Copy each line of the records that contains the word "this".

RAW RECORDS:
-*-
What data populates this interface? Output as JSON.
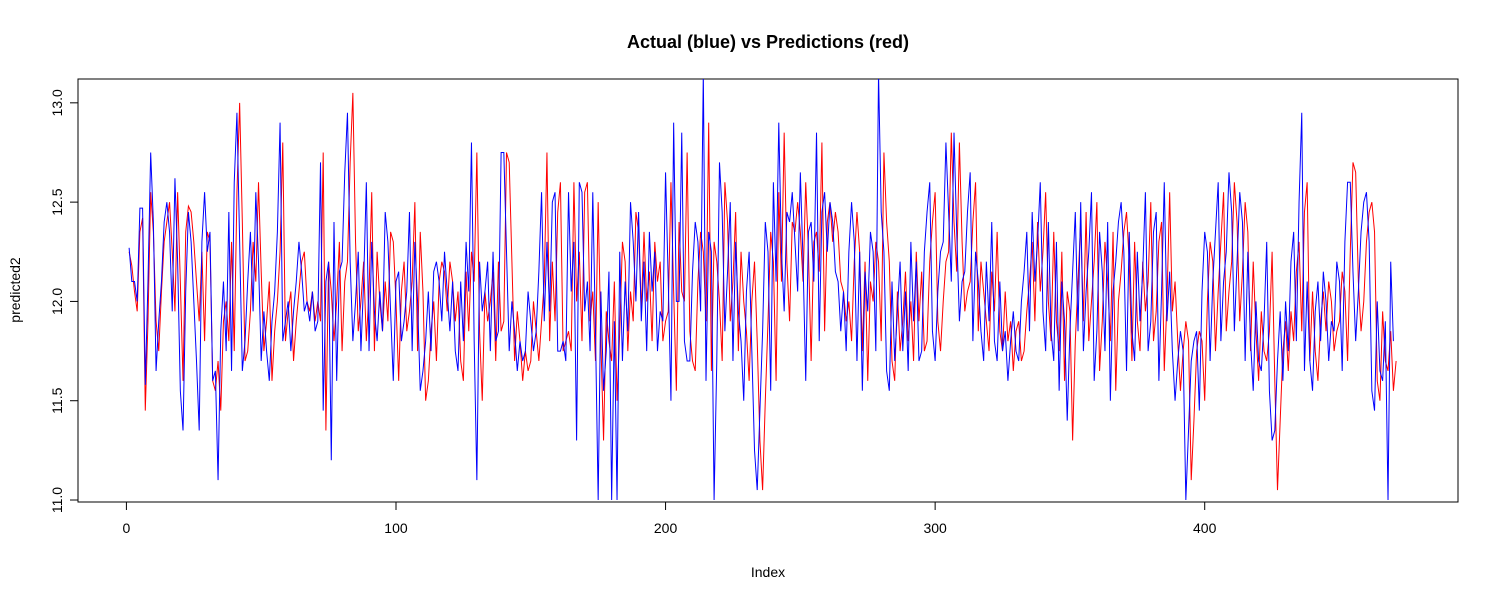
{
  "chart_data": {
    "type": "line",
    "title": "Actual (blue) vs Predictions (red)",
    "xlabel": "Index",
    "ylabel": "predicted2",
    "xlim": [
      1,
      475
    ],
    "ylim": [
      11.0,
      13.1
    ],
    "xticks": [
      0,
      100,
      200,
      300,
      400
    ],
    "yticks": [
      11.0,
      11.5,
      12.0,
      12.5,
      13.0
    ],
    "xtick_labels": [
      "0",
      "100",
      "200",
      "300",
      "400"
    ],
    "ytick_labels": [
      "11.0",
      "11.5",
      "12.0",
      "12.5",
      "13.0"
    ],
    "grid": false,
    "legend": "none",
    "series": [
      {
        "color": "#ff0000",
        "x_start": 1,
        "x_step": 1,
        "values": [
          12.25,
          12.18,
          12.05,
          11.95,
          12.35,
          12.42,
          11.45,
          11.9,
          12.55,
          12.35,
          11.9,
          11.75,
          12.05,
          12.3,
          12.4,
          12.5,
          12.25,
          11.95,
          12.55,
          12.1,
          11.6,
          12.35,
          12.48,
          12.45,
          12.3,
          12.1,
          11.9,
          12.25,
          11.8,
          12.35,
          12.3,
          11.6,
          11.55,
          11.7,
          11.45,
          11.9,
          12.0,
          11.8,
          12.3,
          11.75,
          12.55,
          13.0,
          12.4,
          11.7,
          11.75,
          11.95,
          12.3,
          12.1,
          12.6,
          12.15,
          11.75,
          11.9,
          12.1,
          11.6,
          11.85,
          12.0,
          12.25,
          12.8,
          11.8,
          11.95,
          12.05,
          11.7,
          11.9,
          12.05,
          12.2,
          12.25,
          12.0,
          11.95,
          12.05,
          11.9,
          12.0,
          11.9,
          12.75,
          11.35,
          12.2,
          12.05,
          11.8,
          12.0,
          12.3,
          11.75,
          12.1,
          12.2,
          12.7,
          13.05,
          12.3,
          11.85,
          12.0,
          12.2,
          11.8,
          12.05,
          12.55,
          11.75,
          12.25,
          12.0,
          11.85,
          12.1,
          11.9,
          12.35,
          12.3,
          12.0,
          11.6,
          12.05,
          12.2,
          11.85,
          11.95,
          12.1,
          12.5,
          11.75,
          12.35,
          12.05,
          11.5,
          11.6,
          11.85,
          12.0,
          11.7,
          12.1,
          12.2,
          12.15,
          11.95,
          12.2,
          12.1,
          11.9,
          12.05,
          11.7,
          11.6,
          12.15,
          11.85,
          12.25,
          12.1,
          12.75,
          11.85,
          11.5,
          12.05,
          11.9,
          12.0,
          12.15,
          11.7,
          12.2,
          11.85,
          11.9,
          12.75,
          12.7,
          12.2,
          11.7,
          11.95,
          11.8,
          11.6,
          11.75,
          11.65,
          11.7,
          12.0,
          11.85,
          11.7,
          11.9,
          12.1,
          12.75,
          11.8,
          12.2,
          11.9,
          12.45,
          12.6,
          11.75,
          11.8,
          11.85,
          11.75,
          12.6,
          12.0,
          12.25,
          11.8,
          12.55,
          12.6,
          11.9,
          12.05,
          11.7,
          12.5,
          11.8,
          11.3,
          11.95,
          11.8,
          11.7,
          12.1,
          11.5,
          11.85,
          12.3,
          12.2,
          11.75,
          12.05,
          11.9,
          12.45,
          12.35,
          11.95,
          12.35,
          12.0,
          12.15,
          11.8,
          12.3,
          12.1,
          12.2,
          11.8,
          11.9,
          11.95,
          12.6,
          12.05,
          11.55,
          12.4,
          12.05,
          12.0,
          12.75,
          11.85,
          11.7,
          11.65,
          12.1,
          12.35,
          12.25,
          11.9,
          12.9,
          11.65,
          12.3,
          12.2,
          12.0,
          11.7,
          12.6,
          12.4,
          11.9,
          12.1,
          12.45,
          11.75,
          12.25,
          12.0,
          11.85,
          11.6,
          12.0,
          12.2,
          11.8,
          11.3,
          11.05,
          11.5,
          11.9,
          12.35,
          12.2,
          11.6,
          12.55,
          12.1,
          12.85,
          12.2,
          11.9,
          12.4,
          12.35,
          12.5,
          12.35,
          12.1,
          12.6,
          12.25,
          11.7,
          12.3,
          12.35,
          12.15,
          12.8,
          11.85,
          12.4,
          12.5,
          12.3,
          12.45,
          12.35,
          12.1,
          12.05,
          11.9,
          12.0,
          11.8,
          12.2,
          12.45,
          12.25,
          11.75,
          12.2,
          11.6,
          12.1,
          12.0,
          12.3,
          12.2,
          11.8,
          12.75,
          12.4,
          12.2,
          11.7,
          11.6,
          12.05,
          11.75,
          11.9,
          12.15,
          11.8,
          12.0,
          11.7,
          12.25,
          11.9,
          12.15,
          11.75,
          11.8,
          12.2,
          12.4,
          12.55,
          11.9,
          11.75,
          12.0,
          12.2,
          12.25,
          12.85,
          12.4,
          12.15,
          12.8,
          12.3,
          11.95,
          12.05,
          12.1,
          12.4,
          12.6,
          11.85,
          12.2,
          12.05,
          11.9,
          11.75,
          12.15,
          11.95,
          12.35,
          11.85,
          11.75,
          12.05,
          11.8,
          11.9,
          11.65,
          11.85,
          11.9,
          11.7,
          11.75,
          11.95,
          12.1,
          12.3,
          11.9,
          12.4,
          12.05,
          12.25,
          12.55,
          12.0,
          11.8,
          12.35,
          11.9,
          11.75,
          12.25,
          11.6,
          12.05,
          11.95,
          11.3,
          11.8,
          12.1,
          12.4,
          11.9,
          12.45,
          11.8,
          12.0,
          12.2,
          12.5,
          11.65,
          11.9,
          12.3,
          12.1,
          11.8,
          12.35,
          11.55,
          12.0,
          12.15,
          12.35,
          12.45,
          12.2,
          11.7,
          12.3,
          11.9,
          11.75,
          12.2,
          11.95,
          12.1,
          12.5,
          11.8,
          11.95,
          12.3,
          12.4,
          11.65,
          12.0,
          12.55,
          11.95,
          12.1,
          11.8,
          11.55,
          11.75,
          11.9,
          11.8,
          11.1,
          11.4,
          11.75,
          11.85,
          11.8,
          11.5,
          12.0,
          12.3,
          12.2,
          11.75,
          12.05,
          12.3,
          12.55,
          11.85,
          12.05,
          12.2,
          12.6,
          12.4,
          11.9,
          12.15,
          12.5,
          12.35,
          11.75,
          12.2,
          11.85,
          11.6,
          11.95,
          11.75,
          11.7,
          11.85,
          12.25,
          11.6,
          11.05,
          11.4,
          11.75,
          11.9,
          11.65,
          11.95,
          11.8,
          12.15,
          12.3,
          11.85,
          12.45,
          12.6,
          11.7,
          12.05,
          11.75,
          11.6,
          11.9,
          12.05,
          11.85,
          12.1,
          12.0,
          11.75,
          11.85,
          11.9,
          12.15,
          12.05,
          11.7,
          12.25,
          12.7,
          12.65,
          12.1,
          11.85,
          12.0,
          12.3,
          12.45,
          12.5,
          12.35,
          11.6,
          11.5,
          11.95,
          11.7,
          11.65,
          11.85,
          11.55,
          11.7
        ]
      },
      {
        "color": "#0000ff",
        "x_start": 1,
        "x_step": 1,
        "values": [
          12.27,
          12.1,
          12.1,
          12.0,
          12.47,
          12.47,
          11.58,
          12.1,
          12.75,
          12.4,
          11.65,
          11.9,
          12.1,
          12.4,
          12.5,
          12.35,
          11.95,
          12.62,
          12.2,
          11.55,
          11.35,
          12.05,
          12.45,
          12.3,
          12.0,
          11.7,
          11.35,
          12.3,
          12.55,
          12.25,
          12.35,
          11.6,
          11.65,
          11.1,
          11.85,
          12.1,
          11.75,
          12.45,
          11.65,
          12.6,
          12.95,
          12.3,
          11.65,
          11.8,
          12.1,
          12.35,
          11.95,
          12.55,
          12.2,
          11.7,
          11.95,
          11.75,
          11.6,
          11.9,
          12.05,
          12.35,
          12.9,
          11.8,
          11.9,
          12.0,
          11.75,
          11.95,
          12.1,
          12.3,
          12.15,
          11.95,
          12.0,
          11.9,
          12.05,
          11.85,
          11.9,
          12.7,
          11.45,
          12.1,
          12.2,
          11.2,
          12.4,
          11.6,
          12.15,
          12.2,
          12.65,
          12.95,
          12.2,
          11.8,
          12.0,
          12.25,
          11.75,
          12.1,
          12.6,
          11.75,
          12.3,
          11.95,
          11.8,
          12.05,
          11.85,
          12.45,
          12.3,
          11.95,
          11.6,
          12.1,
          12.15,
          11.8,
          11.9,
          12.05,
          12.45,
          11.75,
          12.3,
          12.0,
          11.55,
          11.65,
          11.8,
          12.05,
          11.75,
          12.15,
          12.2,
          12.1,
          11.9,
          12.25,
          12.05,
          11.85,
          12.1,
          11.75,
          11.65,
          12.1,
          11.8,
          12.3,
          12.05,
          12.8,
          11.8,
          11.1,
          12.2,
          11.95,
          12.05,
          12.2,
          11.75,
          12.25,
          11.8,
          11.85,
          12.75,
          12.75,
          12.25,
          11.75,
          12.0,
          11.85,
          11.65,
          11.8,
          11.7,
          11.75,
          12.05,
          11.9,
          11.75,
          11.85,
          12.15,
          12.55,
          11.9,
          12.3,
          11.95,
          12.5,
          12.55,
          11.75,
          11.75,
          11.8,
          11.7,
          12.55,
          12.05,
          12.3,
          11.3,
          12.6,
          12.55,
          11.95,
          12.1,
          11.75,
          12.55,
          11.85,
          11.0,
          12.05,
          11.55,
          11.75,
          12.15,
          11.0,
          11.9,
          11.0,
          12.25,
          11.7,
          12.1,
          11.85,
          12.5,
          12.3,
          12.0,
          12.45,
          11.9,
          12.2,
          11.75,
          12.35,
          12.05,
          12.25,
          11.75,
          11.95,
          11.9,
          12.65,
          12.1,
          11.5,
          12.9,
          12.0,
          12.0,
          12.85,
          11.8,
          11.7,
          11.7,
          12.15,
          12.4,
          12.3,
          11.95,
          13.15,
          11.6,
          12.35,
          12.25,
          11.0,
          11.7,
          12.7,
          12.45,
          11.85,
          12.15,
          12.5,
          11.7,
          12.3,
          11.95,
          11.8,
          11.5,
          12.05,
          12.25,
          11.75,
          11.25,
          11.05,
          11.45,
          11.85,
          12.4,
          12.25,
          11.55,
          12.6,
          12.1,
          12.9,
          12.25,
          11.95,
          12.45,
          12.4,
          12.55,
          12.3,
          12.05,
          12.65,
          12.2,
          11.6,
          12.35,
          12.4,
          12.1,
          12.85,
          11.8,
          12.45,
          12.55,
          12.25,
          12.5,
          12.4,
          12.15,
          12.1,
          11.85,
          12.05,
          11.75,
          12.25,
          12.5,
          12.3,
          11.7,
          12.25,
          11.55,
          12.15,
          11.95,
          12.35,
          12.25,
          11.75,
          13.15,
          12.45,
          12.25,
          11.65,
          11.55,
          12.1,
          11.7,
          11.95,
          12.2,
          11.75,
          12.05,
          11.65,
          12.3,
          11.9,
          12.2,
          11.7,
          11.75,
          12.25,
          12.45,
          12.6,
          11.85,
          11.7,
          12.05,
          12.25,
          12.3,
          12.8,
          12.45,
          12.1,
          12.85,
          12.35,
          11.9,
          12.1,
          12.15,
          12.45,
          12.65,
          11.8,
          12.25,
          12.1,
          11.85,
          11.7,
          12.2,
          11.9,
          12.4,
          11.8,
          11.7,
          12.1,
          11.75,
          11.85,
          11.6,
          11.8,
          11.95,
          11.75,
          11.7,
          12.0,
          12.15,
          12.35,
          11.85,
          12.45,
          12.1,
          12.3,
          12.6,
          11.95,
          11.75,
          12.4,
          11.85,
          11.7,
          12.3,
          11.55,
          12.1,
          11.9,
          11.4,
          11.85,
          12.15,
          12.45,
          11.85,
          12.5,
          11.75,
          12.05,
          12.25,
          12.55,
          11.6,
          11.85,
          12.35,
          12.15,
          11.75,
          12.4,
          11.5,
          12.05,
          12.2,
          12.4,
          12.5,
          12.25,
          11.65,
          12.35,
          11.85,
          11.7,
          12.25,
          11.9,
          12.15,
          12.55,
          11.75,
          11.9,
          12.35,
          12.45,
          11.6,
          12.05,
          12.6,
          11.9,
          12.15,
          11.75,
          11.5,
          11.7,
          11.85,
          11.75,
          11.0,
          11.35,
          11.7,
          11.8,
          11.85,
          11.45,
          12.05,
          12.35,
          12.25,
          11.7,
          12.1,
          12.35,
          12.6,
          11.8,
          12.1,
          12.25,
          12.65,
          12.45,
          11.85,
          12.2,
          12.55,
          12.4,
          11.7,
          12.25,
          11.8,
          11.55,
          12.0,
          11.7,
          11.65,
          11.9,
          12.3,
          11.55,
          11.3,
          11.35,
          11.7,
          11.95,
          11.6,
          12.0,
          11.75,
          12.2,
          12.35,
          11.8,
          12.5,
          12.95,
          11.65,
          12.1,
          11.7,
          11.55,
          11.95,
          12.1,
          11.8,
          12.15,
          12.0,
          11.7,
          11.9,
          11.85,
          12.2,
          12.1,
          11.65,
          12.3,
          12.6,
          12.6,
          12.15,
          11.8,
          12.05,
          12.35,
          12.5,
          12.55,
          12.3,
          11.55,
          11.45,
          12.0,
          11.65,
          11.6,
          11.9,
          11.0,
          12.2,
          11.8
        ]
      }
    ]
  }
}
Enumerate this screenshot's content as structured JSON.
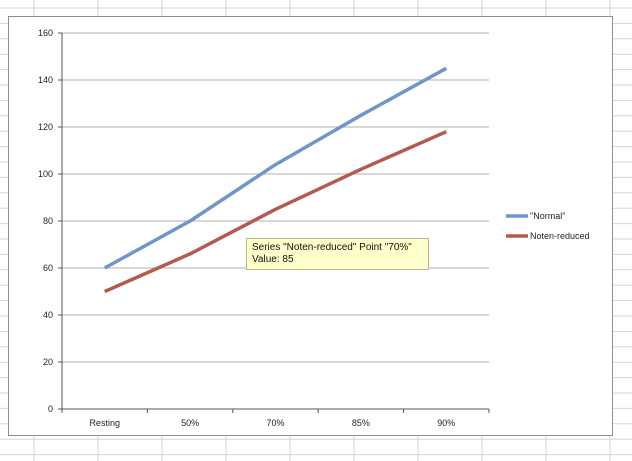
{
  "colors": {
    "series_normal": "#6f95c9",
    "series_reduced": "#b55a4e",
    "grid": "#b0b0b0",
    "tooltip_bg": "#ffffcc"
  },
  "chart_data": {
    "type": "line",
    "categories": [
      "Resting",
      "50%",
      "70%",
      "85%",
      "90%"
    ],
    "series": [
      {
        "name": "\"Normal\"",
        "color": "#6f95c9",
        "values": [
          60,
          80,
          104,
          125,
          145
        ]
      },
      {
        "name": "Noten-reduced",
        "color": "#b55a4e",
        "values": [
          50,
          66,
          85,
          102,
          118
        ]
      }
    ],
    "title": "",
    "xlabel": "",
    "ylabel": "",
    "ylim": [
      0,
      160
    ],
    "yticks": [
      0,
      20,
      40,
      60,
      80,
      100,
      120,
      140,
      160
    ],
    "grid": true,
    "legend": "right"
  },
  "tooltip": {
    "line1": "Series \"Noten-reduced\" Point \"70%\"",
    "line2": "Value: 85"
  }
}
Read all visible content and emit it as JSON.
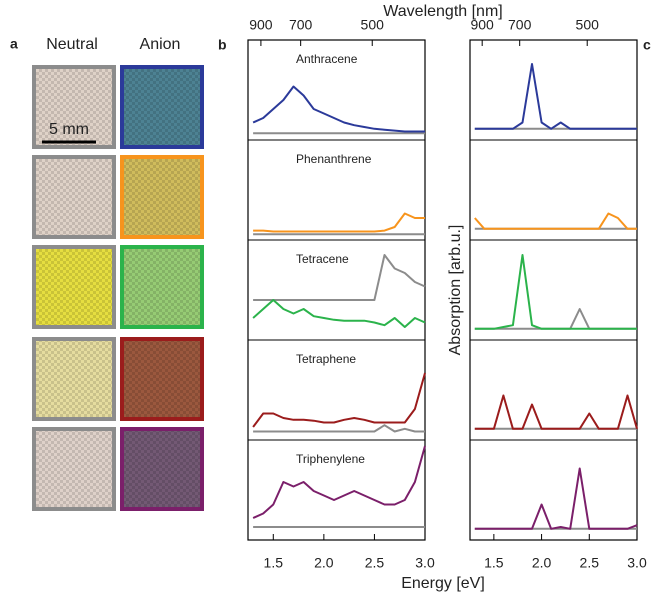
-*-
TASK RESULT:
What data populates this interface? Output as JSON.
Enumerate this screenshot's content as structured JSON.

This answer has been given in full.